YOUR GOAL
Render the items, from the first line through the line containing "contour-blip [406,502,408,504]", as a Markdown table with the columns Row and Entry. Number each line in Row, put the line itself in Entry, and skip any blank lines.

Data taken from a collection
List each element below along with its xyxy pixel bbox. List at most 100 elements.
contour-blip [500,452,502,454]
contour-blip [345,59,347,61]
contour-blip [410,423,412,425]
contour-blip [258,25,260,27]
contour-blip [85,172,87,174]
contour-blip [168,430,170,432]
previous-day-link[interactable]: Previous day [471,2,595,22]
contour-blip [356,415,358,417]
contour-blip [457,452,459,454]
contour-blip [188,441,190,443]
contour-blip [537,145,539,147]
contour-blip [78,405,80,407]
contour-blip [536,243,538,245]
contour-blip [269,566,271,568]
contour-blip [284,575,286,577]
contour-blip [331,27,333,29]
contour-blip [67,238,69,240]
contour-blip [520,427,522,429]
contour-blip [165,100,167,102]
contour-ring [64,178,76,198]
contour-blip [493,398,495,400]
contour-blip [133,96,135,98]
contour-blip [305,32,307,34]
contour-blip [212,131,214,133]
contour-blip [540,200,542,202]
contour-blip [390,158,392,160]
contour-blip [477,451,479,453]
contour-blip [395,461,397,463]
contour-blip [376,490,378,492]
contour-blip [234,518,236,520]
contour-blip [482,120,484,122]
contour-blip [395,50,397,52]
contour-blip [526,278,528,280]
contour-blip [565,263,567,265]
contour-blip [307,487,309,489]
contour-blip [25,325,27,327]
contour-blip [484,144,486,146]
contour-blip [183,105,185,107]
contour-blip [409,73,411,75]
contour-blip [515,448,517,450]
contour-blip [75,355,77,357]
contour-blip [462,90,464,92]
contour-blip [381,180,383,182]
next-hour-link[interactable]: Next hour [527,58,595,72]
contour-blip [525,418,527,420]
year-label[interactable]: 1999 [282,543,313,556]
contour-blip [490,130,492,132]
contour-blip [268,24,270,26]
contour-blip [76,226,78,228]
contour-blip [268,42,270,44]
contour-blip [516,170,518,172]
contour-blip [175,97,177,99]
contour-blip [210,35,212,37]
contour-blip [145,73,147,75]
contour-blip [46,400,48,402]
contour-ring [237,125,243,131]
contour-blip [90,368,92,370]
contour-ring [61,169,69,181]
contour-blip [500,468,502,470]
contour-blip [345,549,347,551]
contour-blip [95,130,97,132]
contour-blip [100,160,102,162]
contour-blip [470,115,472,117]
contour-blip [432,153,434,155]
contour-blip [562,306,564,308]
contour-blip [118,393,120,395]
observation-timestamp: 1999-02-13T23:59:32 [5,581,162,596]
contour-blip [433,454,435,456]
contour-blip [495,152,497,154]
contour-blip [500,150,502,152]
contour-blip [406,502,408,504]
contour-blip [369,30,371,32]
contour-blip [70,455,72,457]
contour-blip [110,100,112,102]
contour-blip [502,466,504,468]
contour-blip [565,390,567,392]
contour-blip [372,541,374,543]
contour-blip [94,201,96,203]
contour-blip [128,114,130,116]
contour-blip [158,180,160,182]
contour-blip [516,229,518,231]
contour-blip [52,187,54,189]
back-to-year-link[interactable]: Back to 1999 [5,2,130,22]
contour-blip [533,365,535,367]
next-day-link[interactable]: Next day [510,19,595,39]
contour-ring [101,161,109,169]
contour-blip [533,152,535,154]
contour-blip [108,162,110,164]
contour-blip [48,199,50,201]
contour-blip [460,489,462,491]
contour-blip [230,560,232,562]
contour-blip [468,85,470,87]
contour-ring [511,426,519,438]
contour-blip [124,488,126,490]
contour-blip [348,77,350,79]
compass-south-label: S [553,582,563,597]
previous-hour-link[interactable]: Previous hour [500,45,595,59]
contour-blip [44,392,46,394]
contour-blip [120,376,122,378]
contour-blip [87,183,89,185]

SOLVED EXERCISE
| Row | Entry |
|---|---|
| 1 | List each element below along with its xyxy pixel bbox. List at most 100 elements. |
| 2 | contour-blip [500,452,502,454] |
| 3 | contour-blip [345,59,347,61] |
| 4 | contour-blip [410,423,412,425] |
| 5 | contour-blip [258,25,260,27] |
| 6 | contour-blip [85,172,87,174] |
| 7 | contour-blip [168,430,170,432] |
| 8 | previous-day-link[interactable]: Previous day [471,2,595,22] |
| 9 | contour-blip [356,415,358,417] |
| 10 | contour-blip [457,452,459,454] |
| 11 | contour-blip [188,441,190,443] |
| 12 | contour-blip [537,145,539,147] |
| 13 | contour-blip [78,405,80,407] |
| 14 | contour-blip [536,243,538,245] |
| 15 | contour-blip [269,566,271,568] |
| 16 | contour-blip [284,575,286,577] |
| 17 | contour-blip [331,27,333,29] |
| 18 | contour-blip [67,238,69,240] |
| 19 | contour-blip [520,427,522,429] |
| 20 | contour-blip [165,100,167,102] |
| 21 | contour-ring [64,178,76,198] |
| 22 | contour-blip [493,398,495,400] |
| 23 | contour-blip [133,96,135,98] |
| 24 | contour-blip [305,32,307,34] |
| 25 | contour-blip [212,131,214,133] |
| 26 | contour-blip [540,200,542,202] |
| 27 | contour-blip [390,158,392,160] |
| 28 | contour-blip [477,451,479,453] |
| 29 | contour-blip [395,461,397,463] |
| 30 | contour-blip [376,490,378,492] |
| 31 | contour-blip [234,518,236,520] |
| 32 | contour-blip [482,120,484,122] |
| 33 | contour-blip [395,50,397,52] |
| 34 | contour-blip [526,278,528,280] |
| 35 | contour-blip [565,263,567,265] |
| 36 | contour-blip [307,487,309,489] |
| 37 | contour-blip [25,325,27,327] |
| 38 | contour-blip [484,144,486,146] |
| 39 | contour-blip [183,105,185,107] |
| 40 | contour-blip [409,73,411,75] |
| 41 | contour-blip [515,448,517,450] |
| 42 | contour-blip [75,355,77,357] |
| 43 | contour-blip [462,90,464,92] |
| 44 | contour-blip [381,180,383,182] |
| 45 | next-hour-link[interactable]: Next hour [527,58,595,72] |
| 46 | contour-blip [525,418,527,420] |
| 47 | year-label[interactable]: 1999 [282,543,313,556] |
| 48 | contour-blip [490,130,492,132] |
| 49 | contour-blip [268,24,270,26] |
| 50 | contour-blip [76,226,78,228] |
| 51 | contour-blip [268,42,270,44] |
| 52 | contour-blip [516,170,518,172] |
| 53 | contour-blip [175,97,177,99] |
| 54 | contour-blip [210,35,212,37] |
| 55 | contour-blip [145,73,147,75] |
| 56 | contour-blip [46,400,48,402] |
| 57 | contour-ring [237,125,243,131] |
| 58 | contour-blip [90,368,92,370] |
| 59 | contour-ring [61,169,69,181] |
| 60 | contour-blip [500,468,502,470] |
| 61 | contour-blip [345,549,347,551] |
| 62 | contour-blip [95,130,97,132] |
| 63 | contour-blip [100,160,102,162] |
| 64 | contour-blip [470,115,472,117] |
| 65 | contour-blip [432,153,434,155] |
| 66 | contour-blip [562,306,564,308] |
| 67 | contour-blip [118,393,120,395] |
| 68 | observation-timestamp: 1999-02-13T23:59:32 [5,581,162,596] |
| 69 | contour-blip [433,454,435,456] |
| 70 | contour-blip [495,152,497,154] |
| 71 | contour-blip [500,150,502,152] |
| 72 | contour-blip [406,502,408,504] |